* **The request**:
Check every line below for the word "Шестов" and copy each one that has it.

* **Data to process**:
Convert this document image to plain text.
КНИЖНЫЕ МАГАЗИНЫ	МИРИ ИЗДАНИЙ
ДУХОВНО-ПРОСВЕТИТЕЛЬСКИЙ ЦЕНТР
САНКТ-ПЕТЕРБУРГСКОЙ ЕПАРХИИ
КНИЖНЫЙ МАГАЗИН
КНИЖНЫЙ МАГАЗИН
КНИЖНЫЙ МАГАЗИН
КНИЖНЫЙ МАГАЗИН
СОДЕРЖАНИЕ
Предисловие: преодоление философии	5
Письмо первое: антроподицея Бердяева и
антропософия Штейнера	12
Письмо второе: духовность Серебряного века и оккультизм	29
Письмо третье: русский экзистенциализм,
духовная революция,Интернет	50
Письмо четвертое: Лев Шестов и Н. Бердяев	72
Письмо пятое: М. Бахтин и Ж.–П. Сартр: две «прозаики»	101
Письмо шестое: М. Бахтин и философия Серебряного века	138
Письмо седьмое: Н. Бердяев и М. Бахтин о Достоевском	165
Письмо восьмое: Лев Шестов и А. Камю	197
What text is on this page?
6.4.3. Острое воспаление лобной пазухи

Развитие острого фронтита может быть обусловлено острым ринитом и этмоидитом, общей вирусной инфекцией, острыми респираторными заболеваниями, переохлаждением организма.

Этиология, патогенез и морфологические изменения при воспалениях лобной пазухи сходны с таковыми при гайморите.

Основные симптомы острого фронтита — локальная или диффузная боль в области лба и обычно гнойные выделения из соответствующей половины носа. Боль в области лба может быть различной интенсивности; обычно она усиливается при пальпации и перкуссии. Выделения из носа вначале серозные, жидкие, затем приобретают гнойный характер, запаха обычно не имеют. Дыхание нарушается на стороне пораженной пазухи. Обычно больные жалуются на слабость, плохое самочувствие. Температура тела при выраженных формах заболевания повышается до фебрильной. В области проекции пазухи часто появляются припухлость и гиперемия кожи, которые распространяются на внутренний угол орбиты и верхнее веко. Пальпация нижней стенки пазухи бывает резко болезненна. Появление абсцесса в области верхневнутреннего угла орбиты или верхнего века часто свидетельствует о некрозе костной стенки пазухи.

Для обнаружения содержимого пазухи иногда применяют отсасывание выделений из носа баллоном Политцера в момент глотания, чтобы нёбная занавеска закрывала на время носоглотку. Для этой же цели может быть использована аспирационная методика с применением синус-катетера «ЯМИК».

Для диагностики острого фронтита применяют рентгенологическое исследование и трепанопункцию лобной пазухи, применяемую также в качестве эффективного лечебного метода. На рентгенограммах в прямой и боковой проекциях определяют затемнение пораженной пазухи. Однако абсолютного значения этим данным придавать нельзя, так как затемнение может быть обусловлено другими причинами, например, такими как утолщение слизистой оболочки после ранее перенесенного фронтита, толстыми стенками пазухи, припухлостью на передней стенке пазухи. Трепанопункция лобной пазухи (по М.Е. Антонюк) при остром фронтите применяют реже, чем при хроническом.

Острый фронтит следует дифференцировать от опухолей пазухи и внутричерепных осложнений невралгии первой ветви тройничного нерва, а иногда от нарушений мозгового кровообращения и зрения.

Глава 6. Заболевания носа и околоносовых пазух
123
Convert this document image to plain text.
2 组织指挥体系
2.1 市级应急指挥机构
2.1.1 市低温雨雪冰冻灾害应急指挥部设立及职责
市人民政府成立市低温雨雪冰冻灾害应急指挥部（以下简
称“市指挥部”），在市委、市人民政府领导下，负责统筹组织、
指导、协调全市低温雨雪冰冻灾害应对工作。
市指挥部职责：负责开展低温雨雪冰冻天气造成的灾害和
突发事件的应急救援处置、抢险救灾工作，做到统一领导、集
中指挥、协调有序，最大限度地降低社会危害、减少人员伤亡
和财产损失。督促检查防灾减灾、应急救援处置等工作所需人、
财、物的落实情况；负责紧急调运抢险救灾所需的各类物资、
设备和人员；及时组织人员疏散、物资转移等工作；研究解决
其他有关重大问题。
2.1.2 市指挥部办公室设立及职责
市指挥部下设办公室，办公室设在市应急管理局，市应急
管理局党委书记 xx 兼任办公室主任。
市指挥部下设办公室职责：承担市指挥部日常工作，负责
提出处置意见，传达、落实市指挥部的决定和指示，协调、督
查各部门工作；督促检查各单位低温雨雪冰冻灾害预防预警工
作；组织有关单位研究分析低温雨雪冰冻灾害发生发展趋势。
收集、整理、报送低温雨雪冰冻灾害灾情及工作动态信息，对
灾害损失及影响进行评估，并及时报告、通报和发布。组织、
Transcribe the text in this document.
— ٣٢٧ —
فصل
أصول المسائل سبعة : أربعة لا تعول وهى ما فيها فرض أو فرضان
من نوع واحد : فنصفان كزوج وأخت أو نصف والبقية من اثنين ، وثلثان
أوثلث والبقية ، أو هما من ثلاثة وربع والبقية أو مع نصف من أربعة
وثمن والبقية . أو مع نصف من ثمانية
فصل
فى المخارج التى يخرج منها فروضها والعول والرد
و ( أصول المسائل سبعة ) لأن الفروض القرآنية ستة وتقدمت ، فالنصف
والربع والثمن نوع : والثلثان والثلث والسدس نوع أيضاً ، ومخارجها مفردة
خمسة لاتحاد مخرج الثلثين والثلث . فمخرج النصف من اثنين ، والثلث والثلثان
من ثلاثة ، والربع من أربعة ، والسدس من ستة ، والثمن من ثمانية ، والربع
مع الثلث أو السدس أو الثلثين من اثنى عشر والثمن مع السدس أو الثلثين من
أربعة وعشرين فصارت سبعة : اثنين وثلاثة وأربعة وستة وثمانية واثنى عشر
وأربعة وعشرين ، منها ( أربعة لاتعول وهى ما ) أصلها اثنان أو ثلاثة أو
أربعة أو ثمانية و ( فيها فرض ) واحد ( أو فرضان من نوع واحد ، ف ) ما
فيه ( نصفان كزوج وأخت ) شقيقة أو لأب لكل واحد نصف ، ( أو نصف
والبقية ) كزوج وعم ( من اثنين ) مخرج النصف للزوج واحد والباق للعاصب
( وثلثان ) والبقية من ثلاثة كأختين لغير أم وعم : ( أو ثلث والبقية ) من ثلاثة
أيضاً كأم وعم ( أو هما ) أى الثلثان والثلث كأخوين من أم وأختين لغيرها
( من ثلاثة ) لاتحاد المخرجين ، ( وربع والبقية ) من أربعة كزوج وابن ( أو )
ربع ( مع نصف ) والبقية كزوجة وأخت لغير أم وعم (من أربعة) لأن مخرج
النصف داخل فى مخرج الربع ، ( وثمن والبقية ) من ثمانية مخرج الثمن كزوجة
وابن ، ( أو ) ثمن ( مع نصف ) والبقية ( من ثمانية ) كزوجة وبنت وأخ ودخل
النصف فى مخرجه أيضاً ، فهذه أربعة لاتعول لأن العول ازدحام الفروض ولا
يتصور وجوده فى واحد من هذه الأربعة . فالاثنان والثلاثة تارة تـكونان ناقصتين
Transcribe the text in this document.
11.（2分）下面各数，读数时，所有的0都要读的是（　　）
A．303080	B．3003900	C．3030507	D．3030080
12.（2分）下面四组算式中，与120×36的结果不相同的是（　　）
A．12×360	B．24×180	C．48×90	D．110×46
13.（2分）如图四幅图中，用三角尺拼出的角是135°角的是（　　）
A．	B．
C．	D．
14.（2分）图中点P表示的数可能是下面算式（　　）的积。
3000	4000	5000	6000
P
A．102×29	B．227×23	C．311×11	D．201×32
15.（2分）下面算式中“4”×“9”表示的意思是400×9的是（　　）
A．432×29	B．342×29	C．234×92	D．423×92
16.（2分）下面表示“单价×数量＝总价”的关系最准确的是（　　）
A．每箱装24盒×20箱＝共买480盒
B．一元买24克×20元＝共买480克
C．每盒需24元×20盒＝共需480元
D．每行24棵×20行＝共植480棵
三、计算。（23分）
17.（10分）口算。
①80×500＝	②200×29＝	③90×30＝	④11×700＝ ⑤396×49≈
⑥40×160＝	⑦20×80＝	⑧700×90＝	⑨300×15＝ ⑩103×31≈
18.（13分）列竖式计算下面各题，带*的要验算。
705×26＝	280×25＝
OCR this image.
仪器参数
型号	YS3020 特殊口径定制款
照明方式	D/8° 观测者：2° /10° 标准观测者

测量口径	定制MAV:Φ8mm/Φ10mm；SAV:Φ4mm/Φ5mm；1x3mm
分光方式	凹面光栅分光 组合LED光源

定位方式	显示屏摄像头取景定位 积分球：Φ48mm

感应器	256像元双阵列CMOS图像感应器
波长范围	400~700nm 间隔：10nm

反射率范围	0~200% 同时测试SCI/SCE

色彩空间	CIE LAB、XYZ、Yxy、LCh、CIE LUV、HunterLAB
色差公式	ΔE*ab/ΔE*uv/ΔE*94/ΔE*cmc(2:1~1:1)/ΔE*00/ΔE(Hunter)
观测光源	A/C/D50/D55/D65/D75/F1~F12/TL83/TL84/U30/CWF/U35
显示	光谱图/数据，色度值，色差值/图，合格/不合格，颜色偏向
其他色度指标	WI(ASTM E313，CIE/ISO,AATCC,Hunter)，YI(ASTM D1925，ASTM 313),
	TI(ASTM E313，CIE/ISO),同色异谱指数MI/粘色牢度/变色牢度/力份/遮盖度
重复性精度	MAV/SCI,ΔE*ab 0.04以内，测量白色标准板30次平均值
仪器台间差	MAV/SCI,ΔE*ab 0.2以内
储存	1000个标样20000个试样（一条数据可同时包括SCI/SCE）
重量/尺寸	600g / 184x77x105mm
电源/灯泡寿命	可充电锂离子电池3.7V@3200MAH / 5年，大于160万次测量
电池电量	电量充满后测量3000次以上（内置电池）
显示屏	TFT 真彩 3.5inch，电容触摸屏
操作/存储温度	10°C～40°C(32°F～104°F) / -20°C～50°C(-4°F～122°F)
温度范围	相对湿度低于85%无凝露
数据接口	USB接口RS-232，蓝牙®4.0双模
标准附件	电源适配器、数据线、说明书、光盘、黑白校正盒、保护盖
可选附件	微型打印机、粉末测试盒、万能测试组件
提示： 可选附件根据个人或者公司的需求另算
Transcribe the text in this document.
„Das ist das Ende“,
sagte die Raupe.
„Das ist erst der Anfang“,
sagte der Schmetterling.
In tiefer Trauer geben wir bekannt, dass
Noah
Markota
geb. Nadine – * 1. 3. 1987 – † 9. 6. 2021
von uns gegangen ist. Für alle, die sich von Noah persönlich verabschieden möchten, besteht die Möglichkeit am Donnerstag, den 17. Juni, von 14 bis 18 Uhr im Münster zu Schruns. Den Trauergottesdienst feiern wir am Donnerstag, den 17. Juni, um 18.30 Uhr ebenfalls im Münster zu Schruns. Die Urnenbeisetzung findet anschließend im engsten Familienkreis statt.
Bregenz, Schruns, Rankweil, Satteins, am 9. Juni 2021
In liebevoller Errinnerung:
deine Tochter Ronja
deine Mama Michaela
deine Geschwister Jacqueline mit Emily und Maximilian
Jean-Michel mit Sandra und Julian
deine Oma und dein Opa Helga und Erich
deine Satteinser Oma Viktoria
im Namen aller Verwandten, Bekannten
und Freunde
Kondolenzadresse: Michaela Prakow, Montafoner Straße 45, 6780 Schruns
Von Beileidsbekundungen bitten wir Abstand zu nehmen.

* **Problem solution**:
Письмо четвертое: Лев Шестов и Н. Бердяев	72
Письмо восьмое: Лев Шестов и А. Камю	197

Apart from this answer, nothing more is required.